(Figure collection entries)
========================================================================

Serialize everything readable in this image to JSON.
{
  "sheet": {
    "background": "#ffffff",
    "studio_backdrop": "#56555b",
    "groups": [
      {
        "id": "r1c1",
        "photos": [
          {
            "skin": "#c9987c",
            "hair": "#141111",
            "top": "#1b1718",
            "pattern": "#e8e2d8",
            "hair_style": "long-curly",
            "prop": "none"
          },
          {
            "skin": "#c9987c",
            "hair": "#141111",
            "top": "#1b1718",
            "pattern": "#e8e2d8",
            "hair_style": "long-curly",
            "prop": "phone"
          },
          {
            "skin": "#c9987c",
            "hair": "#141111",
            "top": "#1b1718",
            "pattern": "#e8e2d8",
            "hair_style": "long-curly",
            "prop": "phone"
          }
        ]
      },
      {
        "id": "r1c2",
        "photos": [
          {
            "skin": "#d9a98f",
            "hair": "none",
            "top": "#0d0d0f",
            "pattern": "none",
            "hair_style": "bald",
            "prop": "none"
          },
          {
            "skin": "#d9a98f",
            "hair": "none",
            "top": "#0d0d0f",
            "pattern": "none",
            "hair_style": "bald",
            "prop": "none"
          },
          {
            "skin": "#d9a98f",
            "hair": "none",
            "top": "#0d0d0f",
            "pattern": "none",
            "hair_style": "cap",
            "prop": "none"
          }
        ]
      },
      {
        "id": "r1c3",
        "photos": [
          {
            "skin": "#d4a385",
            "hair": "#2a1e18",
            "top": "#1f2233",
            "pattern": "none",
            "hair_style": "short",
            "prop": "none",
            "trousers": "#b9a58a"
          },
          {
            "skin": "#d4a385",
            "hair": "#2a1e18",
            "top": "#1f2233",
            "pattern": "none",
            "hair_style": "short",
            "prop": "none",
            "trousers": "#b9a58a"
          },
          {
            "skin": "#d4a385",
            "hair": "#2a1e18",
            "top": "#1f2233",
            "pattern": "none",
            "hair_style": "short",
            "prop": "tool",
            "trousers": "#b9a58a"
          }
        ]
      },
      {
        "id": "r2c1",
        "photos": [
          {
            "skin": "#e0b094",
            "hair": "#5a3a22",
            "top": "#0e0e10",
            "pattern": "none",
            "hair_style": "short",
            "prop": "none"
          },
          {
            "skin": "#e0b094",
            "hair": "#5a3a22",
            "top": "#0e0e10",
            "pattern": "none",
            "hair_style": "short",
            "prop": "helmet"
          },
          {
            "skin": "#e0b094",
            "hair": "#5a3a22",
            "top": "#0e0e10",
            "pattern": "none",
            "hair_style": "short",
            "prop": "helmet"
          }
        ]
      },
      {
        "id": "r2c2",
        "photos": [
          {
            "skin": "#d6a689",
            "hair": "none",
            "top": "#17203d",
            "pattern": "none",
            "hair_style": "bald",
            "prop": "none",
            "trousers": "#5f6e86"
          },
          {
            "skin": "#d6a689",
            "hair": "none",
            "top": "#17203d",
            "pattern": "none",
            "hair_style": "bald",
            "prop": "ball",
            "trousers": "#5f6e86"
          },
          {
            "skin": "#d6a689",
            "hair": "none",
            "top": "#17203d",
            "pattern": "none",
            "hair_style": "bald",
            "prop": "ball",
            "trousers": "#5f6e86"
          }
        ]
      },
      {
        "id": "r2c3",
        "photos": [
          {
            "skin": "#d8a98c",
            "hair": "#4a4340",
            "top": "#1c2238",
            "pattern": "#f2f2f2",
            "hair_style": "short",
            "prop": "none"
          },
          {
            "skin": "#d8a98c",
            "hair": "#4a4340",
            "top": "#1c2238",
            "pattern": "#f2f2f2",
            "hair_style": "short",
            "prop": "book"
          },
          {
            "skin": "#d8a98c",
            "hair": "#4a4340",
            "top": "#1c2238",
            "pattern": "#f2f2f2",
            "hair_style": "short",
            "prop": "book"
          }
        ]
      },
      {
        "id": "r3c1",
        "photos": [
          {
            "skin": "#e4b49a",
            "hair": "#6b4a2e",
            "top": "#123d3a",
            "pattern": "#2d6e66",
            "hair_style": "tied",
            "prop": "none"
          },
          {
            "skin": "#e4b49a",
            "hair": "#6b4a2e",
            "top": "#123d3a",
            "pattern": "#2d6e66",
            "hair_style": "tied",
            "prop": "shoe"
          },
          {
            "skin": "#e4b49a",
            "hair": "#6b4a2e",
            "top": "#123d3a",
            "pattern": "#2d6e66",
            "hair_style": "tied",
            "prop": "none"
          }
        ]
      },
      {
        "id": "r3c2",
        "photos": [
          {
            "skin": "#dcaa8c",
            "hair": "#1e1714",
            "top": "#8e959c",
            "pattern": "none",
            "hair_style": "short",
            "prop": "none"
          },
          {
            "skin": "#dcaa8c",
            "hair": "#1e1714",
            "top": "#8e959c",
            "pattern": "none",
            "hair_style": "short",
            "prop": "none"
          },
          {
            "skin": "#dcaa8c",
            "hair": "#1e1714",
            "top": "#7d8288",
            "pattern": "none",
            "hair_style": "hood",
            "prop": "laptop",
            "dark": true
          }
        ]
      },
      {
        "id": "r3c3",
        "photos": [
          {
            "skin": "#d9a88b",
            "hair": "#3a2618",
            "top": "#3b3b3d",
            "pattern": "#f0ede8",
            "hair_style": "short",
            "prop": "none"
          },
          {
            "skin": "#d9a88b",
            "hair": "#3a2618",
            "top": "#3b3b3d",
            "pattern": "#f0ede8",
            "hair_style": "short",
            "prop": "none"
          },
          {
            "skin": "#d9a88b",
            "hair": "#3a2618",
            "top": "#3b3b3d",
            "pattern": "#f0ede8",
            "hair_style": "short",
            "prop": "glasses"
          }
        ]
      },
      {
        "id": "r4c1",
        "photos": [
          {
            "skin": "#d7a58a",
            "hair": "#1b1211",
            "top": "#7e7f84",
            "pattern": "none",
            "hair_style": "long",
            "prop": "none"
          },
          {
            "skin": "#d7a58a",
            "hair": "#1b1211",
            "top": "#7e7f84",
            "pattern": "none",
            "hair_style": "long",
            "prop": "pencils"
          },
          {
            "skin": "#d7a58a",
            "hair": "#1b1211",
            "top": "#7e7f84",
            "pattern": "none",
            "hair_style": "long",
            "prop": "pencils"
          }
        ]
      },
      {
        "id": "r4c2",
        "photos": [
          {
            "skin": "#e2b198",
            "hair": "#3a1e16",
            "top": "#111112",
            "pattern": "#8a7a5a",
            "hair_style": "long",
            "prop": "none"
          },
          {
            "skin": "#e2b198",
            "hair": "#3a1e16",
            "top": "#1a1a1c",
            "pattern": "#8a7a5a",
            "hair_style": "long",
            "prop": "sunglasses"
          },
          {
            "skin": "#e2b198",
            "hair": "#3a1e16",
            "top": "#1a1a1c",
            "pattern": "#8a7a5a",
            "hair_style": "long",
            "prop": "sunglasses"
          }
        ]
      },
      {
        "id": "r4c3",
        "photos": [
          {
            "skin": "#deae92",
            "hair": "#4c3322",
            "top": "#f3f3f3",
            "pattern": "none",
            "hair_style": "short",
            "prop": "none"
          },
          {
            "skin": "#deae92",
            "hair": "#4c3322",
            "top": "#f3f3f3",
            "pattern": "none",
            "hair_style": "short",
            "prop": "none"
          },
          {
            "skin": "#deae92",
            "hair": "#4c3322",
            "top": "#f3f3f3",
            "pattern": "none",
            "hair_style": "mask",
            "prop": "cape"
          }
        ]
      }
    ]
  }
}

========================================================================

**Exercise objective:**
Exactly as shown, repeat every record.

**Written answer:**
Serialize everything readable in this image to JSON.
{
  "sheet": {
    "background": "#ffffff",
    "studio_backdrop": "#56555b",
    "groups": [
      {
        "id": "r1c1",
        "photos": [
          {
            "skin": "#c9987c",
            "hair": "#141111",
            "top": "#1b1718",
            "pattern": "#e8e2d8",
            "hair_style": "long-curly",
            "prop": "none"
          },
          {
            "skin": "#c9987c",
            "hair": "#141111",
            "top": "#1b1718",
            "pattern": "#e8e2d8",
            "hair_style": "long-curly",
            "prop": "phone"
          },
          {
            "skin": "#c9987c",
            "hair": "#141111",
            "top": "#1b1718",
            "pattern": "#e8e2d8",
            "hair_style": "long-curly",
            "prop": "phone"
          }
        ]
      },
      {
        "id": "r1c2",
        "photos": [
          {
            "skin": "#d9a98f",
            "hair": "none",
            "top": "#0d0d0f",
            "pattern": "none",
            "hair_style": "bald",
            "prop": "none"
          },
          {
            "skin": "#d9a98f",
            "hair": "none",
            "top": "#0d0d0f",
            "pattern": "none",
            "hair_style": "bald",
            "prop": "none"
          },
          {
            "skin": "#d9a98f",
            "hair": "none",
            "top": "#0d0d0f",
            "pattern": "none",
            "hair_style": "cap",
            "prop": "none"
          }
        ]
      },
      {
        "id": "r1c3",
        "photos": [
          {
            "skin": "#d4a385",
            "hair": "#2a1e18",
            "top": "#1f2233",
            "pattern": "none",
            "hair_style": "short",
            "prop": "none",
            "trousers": "#b9a58a"
          },
          {
            "skin": "#d4a385",
            "hair": "#2a1e18",
            "top": "#1f2233",
            "pattern": "none",
            "hair_style": "short",
            "prop": "none",
            "trousers": "#b9a58a"
          },
          {
            "skin": "#d4a385",
            "hair": "#2a1e18",
            "top": "#1f2233",
            "pattern": "none",
            "hair_style": "short",
            "prop": "tool",
            "trousers": "#b9a58a"
          }
        ]
      },
      {
        "id": "r2c1",
        "photos": [
          {
            "skin": "#e0b094",
            "hair": "#5a3a22",
            "top": "#0e0e10",
            "pattern": "none",
            "hair_style": "short",
            "prop": "none"
          },
          {
            "skin": "#e0b094",
            "hair": "#5a3a22",
            "top": "#0e0e10",
            "pattern": "none",
            "hair_style": "short",
            "prop": "helmet"
          },
          {
            "skin": "#e0b094",
            "hair": "#5a3a22",
            "top": "#0e0e10",
            "pattern": "none",
            "hair_style": "short",
            "prop": "helmet"
          }
        ]
      },
      {
        "id": "r2c2",
        "photos": [
          {
            "skin": "#d6a689",
            "hair": "none",
            "top": "#17203d",
            "pattern": "none",
            "hair_style": "bald",
            "prop": "none",
            "trousers": "#5f6e86"
          },
          {
            "skin": "#d6a689",
            "hair": "none",
            "top": "#17203d",
            "pattern": "none",
            "hair_style": "bald",
            "prop": "ball",
            "trousers": "#5f6e86"
          },
          {
            "skin": "#d6a689",
            "hair": "none",
            "top": "#17203d",
            "pattern": "none",
            "hair_style": "bald",
            "prop": "ball",
            "trousers": "#5f6e86"
          }
        ]
      },
      {
        "id": "r2c3",
        "photos": [
          {
            "skin": "#d8a98c",
            "hair": "#4a4340",
            "top": "#1c2238",
            "pattern": "#f2f2f2",
            "hair_style": "short",
            "prop": "none"
          },
          {
            "skin": "#d8a98c",
            "hair": "#4a4340",
            "top": "#1c2238",
            "pattern": "#f2f2f2",
            "hair_style": "short",
            "prop": "book"
          },
          {
            "skin": "#d8a98c",
            "hair": "#4a4340",
            "top": "#1c2238",
            "pattern": "#f2f2f2",
            "hair_style": "short",
            "prop": "book"
          }
        ]
      },
      {
        "id": "r3c1",
        "photos": [
          {
            "skin": "#e4b49a",
            "hair": "#6b4a2e",
            "top": "#123d3a",
            "pattern": "#2d6e66",
            "hair_style": "tied",
            "prop": "none"
          },
          {
            "skin": "#e4b49a",
            "hair": "#6b4a2e",
            "top": "#123d3a",
            "pattern": "#2d6e66",
            "hair_style": "tied",
            "prop": "shoe"
          },
          {
            "skin": "#e4b49a",
            "hair": "#6b4a2e",
            "top": "#123d3a",
            "pattern": "#2d6e66",
            "hair_style": "tied",
            "prop": "none"
          }
        ]
      },
      {
        "id": "r3c2",
        "photos": [
          {
            "skin": "#dcaa8c",
            "hair": "#1e1714",
            "top": "#8e959c",
            "pattern": "none",
            "hair_style": "short",
            "prop": "none"
          },
          {
            "skin": "#dcaa8c",
            "hair": "#1e1714",
            "top": "#8e959c",
            "pattern": "none",
            "hair_style": "short",
            "prop": "none"
          },
          {
            "skin": "#dcaa8c",
            "hair": "#1e1714",
            "top": "#7d8288",
            "pattern": "none",
            "hair_style": "hood",
            "prop": "laptop",
            "dark": true
          }
        ]
      },
      {
        "id": "r3c3",
        "photos": [
          {
            "skin": "#d9a88b",
            "hair": "#3a2618",
            "top": "#3b3b3d",
            "pattern": "#f0ede8",
            "hair_style": "short",
            "prop": "none"
          },
          {
            "skin": "#d9a88b",
            "hair": "#3a2618",
            "top": "#3b3b3d",
            "pattern": "#f0ede8",
            "hair_style": "short",
            "prop": "none"
          },
          {
            "skin": "#d9a88b",
            "hair": "#3a2618",
            "top": "#3b3b3d",
            "pattern": "#f0ede8",
            "hair_style": "short",
            "prop": "glasses"
          }
        ]
      },
      {
        "id": "r4c1",
        "photos": [
          {
            "skin": "#d7a58a",
            "hair": "#1b1211",
            "top": "#7e7f84",
            "pattern": "none",
            "hair_style": "long",
            "prop": "none"
          },
          {
            "skin": "#d7a58a",
            "hair": "#1b1211",
            "top": "#7e7f84",
            "pattern": "none",
            "hair_style": "long",
            "prop": "pencils"
          },
          {
            "skin": "#d7a58a",
            "hair": "#1b1211",
            "top": "#7e7f84",
            "pattern": "none",
            "hair_style": "long",
            "prop": "pencils"
          }
        ]
      },
      {
        "id": "r4c2",
        "photos": [
          {
            "skin": "#e2b198",
            "hair": "#3a1e16",
            "top": "#111112",
            "pattern": "#8a7a5a",
            "hair_style": "long",
            "prop": "none"
          },
          {
            "skin": "#e2b198",
            "hair": "#3a1e16",
            "top": "#1a1a1c",
            "pattern": "#8a7a5a",
            "hair_style": "long",
            "prop": "sunglasses"
          },
          {
            "skin": "#e2b198",
            "hair": "#3a1e16",
            "top": "#1a1a1c",
            "pattern": "#8a7a5a",
            "hair_style": "long",
            "prop": "sunglasses"
          }
        ]
      },
      {
        "id": "r4c3",
        "photos": [
          {
            "skin": "#deae92",
            "hair": "#4c3322",
            "top": "#f3f3f3",
            "pattern": "none",
            "hair_style": "short",
            "prop": "none"
          },
          {
            "skin": "#deae92",
            "hair": "#4c3322",
            "top": "#f3f3f3",
            "pattern": "none",
            "hair_style": "short",
            "prop": "none"
          },
          {
            "skin": "#deae92",
            "hair": "#4c3322",
            "top": "#f3f3f3",
            "pattern": "none",
            "hair_style": "mask",
            "prop": "cape"
          }
        ]
      }
    ]
  }
}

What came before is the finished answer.